TO DO:
Every line that contains the word "Clusters" should be copied.

— start of RECORDED INFORMATION —

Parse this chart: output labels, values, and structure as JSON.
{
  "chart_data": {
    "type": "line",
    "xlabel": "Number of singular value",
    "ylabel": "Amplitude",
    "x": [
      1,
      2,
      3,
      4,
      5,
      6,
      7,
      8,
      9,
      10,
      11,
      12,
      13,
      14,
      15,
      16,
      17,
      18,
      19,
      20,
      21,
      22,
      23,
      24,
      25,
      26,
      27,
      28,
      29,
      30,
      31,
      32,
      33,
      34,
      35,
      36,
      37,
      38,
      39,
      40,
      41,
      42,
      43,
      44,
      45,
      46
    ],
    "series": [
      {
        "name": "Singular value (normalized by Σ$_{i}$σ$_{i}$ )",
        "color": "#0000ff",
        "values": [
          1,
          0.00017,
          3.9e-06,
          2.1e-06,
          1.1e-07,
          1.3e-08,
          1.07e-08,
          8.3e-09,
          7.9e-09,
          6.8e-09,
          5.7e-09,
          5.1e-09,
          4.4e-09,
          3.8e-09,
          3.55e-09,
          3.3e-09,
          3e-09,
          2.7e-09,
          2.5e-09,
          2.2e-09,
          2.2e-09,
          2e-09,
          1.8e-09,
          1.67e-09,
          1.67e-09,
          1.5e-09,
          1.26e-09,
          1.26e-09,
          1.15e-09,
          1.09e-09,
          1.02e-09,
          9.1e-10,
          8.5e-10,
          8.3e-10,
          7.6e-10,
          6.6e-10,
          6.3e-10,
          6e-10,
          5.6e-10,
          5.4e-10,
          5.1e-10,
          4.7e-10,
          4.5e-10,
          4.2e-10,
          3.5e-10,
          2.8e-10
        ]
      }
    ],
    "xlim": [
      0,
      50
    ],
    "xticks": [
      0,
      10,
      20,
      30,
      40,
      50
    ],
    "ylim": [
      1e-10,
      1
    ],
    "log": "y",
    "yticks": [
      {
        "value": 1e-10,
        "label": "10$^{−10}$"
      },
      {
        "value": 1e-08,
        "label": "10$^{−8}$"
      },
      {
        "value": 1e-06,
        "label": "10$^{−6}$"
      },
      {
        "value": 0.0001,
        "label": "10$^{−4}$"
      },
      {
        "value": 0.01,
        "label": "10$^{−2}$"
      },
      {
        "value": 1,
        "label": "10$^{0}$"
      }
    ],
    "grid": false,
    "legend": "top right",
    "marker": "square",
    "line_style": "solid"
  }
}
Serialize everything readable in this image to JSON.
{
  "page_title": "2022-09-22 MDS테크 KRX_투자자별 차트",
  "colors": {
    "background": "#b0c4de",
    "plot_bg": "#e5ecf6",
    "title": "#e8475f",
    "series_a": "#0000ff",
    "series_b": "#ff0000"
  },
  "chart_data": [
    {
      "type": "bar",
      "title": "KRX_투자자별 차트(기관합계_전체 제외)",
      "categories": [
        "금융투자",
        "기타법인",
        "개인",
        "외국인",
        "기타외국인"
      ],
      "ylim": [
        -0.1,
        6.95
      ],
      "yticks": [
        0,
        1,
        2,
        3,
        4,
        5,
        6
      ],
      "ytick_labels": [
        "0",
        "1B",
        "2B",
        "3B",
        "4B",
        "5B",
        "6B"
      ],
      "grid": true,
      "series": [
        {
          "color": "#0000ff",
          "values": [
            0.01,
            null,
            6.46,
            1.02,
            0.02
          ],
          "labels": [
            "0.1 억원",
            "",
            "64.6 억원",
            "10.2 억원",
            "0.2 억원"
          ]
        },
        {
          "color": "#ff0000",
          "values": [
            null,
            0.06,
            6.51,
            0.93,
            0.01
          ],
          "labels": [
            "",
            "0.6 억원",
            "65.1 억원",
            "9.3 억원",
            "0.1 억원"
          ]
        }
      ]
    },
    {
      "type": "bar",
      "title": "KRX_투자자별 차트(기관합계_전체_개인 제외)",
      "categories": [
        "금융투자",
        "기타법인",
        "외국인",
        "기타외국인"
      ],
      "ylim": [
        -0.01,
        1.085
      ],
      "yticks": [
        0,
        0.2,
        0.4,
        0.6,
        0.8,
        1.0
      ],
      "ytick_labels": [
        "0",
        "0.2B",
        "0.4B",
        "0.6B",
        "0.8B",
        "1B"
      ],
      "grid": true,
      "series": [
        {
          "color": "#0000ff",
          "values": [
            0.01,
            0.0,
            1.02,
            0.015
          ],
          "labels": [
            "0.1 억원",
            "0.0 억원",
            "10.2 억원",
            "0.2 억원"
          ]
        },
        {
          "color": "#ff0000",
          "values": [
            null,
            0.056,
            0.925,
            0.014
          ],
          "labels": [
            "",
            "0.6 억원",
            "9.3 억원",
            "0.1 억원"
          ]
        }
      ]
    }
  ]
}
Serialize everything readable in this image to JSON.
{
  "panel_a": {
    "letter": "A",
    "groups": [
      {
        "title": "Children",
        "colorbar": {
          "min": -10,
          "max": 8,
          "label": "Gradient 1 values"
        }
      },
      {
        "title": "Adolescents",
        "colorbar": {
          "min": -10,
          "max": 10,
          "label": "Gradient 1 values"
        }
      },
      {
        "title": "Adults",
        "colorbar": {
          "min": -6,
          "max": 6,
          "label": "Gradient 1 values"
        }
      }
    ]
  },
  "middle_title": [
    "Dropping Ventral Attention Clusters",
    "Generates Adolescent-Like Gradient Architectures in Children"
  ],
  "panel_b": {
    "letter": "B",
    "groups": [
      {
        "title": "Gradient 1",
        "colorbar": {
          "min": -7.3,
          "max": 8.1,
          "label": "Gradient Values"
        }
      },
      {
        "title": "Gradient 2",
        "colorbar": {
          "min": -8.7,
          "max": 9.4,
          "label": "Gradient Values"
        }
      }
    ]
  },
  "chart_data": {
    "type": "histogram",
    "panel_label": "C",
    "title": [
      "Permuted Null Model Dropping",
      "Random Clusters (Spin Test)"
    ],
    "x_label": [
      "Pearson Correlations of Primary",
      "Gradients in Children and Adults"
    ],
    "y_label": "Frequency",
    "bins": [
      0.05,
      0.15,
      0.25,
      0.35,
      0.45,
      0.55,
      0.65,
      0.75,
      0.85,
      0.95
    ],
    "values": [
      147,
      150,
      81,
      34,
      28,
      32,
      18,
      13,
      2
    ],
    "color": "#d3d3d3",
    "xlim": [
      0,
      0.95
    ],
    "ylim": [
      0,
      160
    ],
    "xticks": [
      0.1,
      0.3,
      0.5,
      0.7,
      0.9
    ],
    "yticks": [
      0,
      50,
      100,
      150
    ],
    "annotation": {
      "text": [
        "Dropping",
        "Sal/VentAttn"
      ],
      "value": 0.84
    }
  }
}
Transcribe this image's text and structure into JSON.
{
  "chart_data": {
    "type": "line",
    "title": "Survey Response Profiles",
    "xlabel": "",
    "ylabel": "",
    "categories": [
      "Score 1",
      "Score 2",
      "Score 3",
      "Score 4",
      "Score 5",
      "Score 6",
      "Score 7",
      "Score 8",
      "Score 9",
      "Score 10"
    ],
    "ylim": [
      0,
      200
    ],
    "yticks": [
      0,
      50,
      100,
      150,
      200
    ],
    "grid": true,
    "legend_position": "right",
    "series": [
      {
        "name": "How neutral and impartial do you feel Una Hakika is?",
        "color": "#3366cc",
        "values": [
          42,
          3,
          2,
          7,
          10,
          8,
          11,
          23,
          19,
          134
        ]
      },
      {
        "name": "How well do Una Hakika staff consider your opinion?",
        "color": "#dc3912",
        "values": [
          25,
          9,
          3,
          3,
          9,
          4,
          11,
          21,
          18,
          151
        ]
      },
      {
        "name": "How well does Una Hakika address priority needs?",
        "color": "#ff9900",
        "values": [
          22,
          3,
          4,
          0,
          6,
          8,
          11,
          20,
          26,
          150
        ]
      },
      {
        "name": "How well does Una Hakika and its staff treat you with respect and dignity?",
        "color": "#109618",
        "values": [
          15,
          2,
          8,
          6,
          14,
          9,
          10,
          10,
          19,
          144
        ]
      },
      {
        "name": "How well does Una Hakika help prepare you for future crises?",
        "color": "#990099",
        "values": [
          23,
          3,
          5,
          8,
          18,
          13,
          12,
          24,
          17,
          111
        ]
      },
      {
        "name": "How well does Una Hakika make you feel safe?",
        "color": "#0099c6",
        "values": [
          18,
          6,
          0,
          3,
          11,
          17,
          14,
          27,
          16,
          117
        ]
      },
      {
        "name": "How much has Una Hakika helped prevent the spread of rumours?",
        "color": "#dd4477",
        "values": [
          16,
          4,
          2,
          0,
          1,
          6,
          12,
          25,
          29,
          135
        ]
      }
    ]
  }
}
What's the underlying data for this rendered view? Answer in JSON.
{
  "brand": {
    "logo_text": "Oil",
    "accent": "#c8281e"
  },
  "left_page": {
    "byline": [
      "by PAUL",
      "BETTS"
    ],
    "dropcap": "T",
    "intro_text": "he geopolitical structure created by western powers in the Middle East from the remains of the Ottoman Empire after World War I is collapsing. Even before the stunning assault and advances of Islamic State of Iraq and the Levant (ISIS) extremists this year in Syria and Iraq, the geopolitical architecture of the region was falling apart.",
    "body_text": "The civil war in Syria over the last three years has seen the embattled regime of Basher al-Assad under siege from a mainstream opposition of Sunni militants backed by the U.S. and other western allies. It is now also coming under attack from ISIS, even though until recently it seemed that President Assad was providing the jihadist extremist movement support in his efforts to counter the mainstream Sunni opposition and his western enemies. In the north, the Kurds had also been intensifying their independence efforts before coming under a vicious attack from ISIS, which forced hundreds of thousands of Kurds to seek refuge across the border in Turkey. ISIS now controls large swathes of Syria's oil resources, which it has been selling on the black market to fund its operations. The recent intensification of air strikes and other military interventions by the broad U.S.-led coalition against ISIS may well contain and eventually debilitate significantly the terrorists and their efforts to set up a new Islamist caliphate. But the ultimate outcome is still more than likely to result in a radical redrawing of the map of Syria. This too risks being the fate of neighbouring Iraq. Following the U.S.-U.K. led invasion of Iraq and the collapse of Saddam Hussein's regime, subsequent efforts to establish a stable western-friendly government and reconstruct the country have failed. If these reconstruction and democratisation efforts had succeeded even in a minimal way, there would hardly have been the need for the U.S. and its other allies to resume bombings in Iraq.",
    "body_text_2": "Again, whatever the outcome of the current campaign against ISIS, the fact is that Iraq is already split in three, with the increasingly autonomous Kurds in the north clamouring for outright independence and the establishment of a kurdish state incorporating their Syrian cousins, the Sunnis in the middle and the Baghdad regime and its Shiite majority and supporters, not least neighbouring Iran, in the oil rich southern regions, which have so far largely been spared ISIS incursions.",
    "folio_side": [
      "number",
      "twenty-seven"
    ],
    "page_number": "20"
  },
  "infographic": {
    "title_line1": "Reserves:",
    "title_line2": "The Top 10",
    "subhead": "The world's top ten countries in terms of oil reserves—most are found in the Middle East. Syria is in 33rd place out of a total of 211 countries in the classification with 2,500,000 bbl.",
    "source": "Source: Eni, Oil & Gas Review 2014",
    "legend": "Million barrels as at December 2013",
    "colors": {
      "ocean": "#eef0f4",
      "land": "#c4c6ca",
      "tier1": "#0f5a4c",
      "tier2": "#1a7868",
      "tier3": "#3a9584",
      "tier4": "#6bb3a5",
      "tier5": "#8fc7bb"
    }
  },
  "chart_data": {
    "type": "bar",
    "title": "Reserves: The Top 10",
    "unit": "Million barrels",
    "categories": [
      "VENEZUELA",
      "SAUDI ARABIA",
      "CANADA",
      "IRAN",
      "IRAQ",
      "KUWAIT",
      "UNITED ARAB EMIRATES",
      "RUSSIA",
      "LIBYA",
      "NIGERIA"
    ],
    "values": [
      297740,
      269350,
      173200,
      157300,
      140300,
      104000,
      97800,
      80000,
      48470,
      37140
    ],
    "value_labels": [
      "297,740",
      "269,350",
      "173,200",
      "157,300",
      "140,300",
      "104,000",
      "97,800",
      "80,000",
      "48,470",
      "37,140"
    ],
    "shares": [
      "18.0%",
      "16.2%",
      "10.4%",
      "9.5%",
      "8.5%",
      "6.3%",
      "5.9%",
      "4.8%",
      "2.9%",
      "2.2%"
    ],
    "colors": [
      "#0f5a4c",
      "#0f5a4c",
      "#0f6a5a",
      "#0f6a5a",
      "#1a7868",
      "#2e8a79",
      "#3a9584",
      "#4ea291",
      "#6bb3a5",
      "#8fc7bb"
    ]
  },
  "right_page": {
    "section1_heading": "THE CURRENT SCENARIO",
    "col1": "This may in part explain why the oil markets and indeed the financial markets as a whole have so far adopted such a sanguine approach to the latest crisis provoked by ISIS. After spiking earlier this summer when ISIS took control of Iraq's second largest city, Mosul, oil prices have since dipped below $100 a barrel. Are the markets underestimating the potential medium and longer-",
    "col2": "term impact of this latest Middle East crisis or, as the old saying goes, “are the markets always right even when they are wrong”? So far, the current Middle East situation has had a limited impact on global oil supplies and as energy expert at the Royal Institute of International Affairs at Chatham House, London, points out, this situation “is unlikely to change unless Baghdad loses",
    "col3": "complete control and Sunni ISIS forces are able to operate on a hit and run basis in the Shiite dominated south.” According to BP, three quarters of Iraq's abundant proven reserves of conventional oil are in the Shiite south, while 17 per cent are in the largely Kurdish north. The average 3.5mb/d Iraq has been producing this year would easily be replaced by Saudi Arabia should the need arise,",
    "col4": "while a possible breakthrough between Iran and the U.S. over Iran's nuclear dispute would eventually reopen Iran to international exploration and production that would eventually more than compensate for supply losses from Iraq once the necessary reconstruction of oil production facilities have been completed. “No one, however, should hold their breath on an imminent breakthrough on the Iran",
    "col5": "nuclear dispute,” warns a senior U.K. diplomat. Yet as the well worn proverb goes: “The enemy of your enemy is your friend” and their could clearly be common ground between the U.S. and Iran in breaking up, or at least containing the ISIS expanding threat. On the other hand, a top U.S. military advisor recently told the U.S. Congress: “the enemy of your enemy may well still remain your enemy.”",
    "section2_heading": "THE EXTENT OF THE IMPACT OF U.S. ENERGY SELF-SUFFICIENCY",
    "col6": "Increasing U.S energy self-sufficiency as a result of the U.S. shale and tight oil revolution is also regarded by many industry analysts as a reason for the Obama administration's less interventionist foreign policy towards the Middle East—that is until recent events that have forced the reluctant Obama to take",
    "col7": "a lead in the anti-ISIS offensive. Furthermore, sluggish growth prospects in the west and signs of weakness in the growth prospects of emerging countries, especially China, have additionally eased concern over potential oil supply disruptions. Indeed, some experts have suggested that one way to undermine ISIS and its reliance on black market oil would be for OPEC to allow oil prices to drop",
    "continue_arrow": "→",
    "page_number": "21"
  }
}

— end of RECORDED INFORMATION —

TASK RESULT:
    "Dropping Ventral Attention Clusters",
      "Random Clusters (Spin Test)"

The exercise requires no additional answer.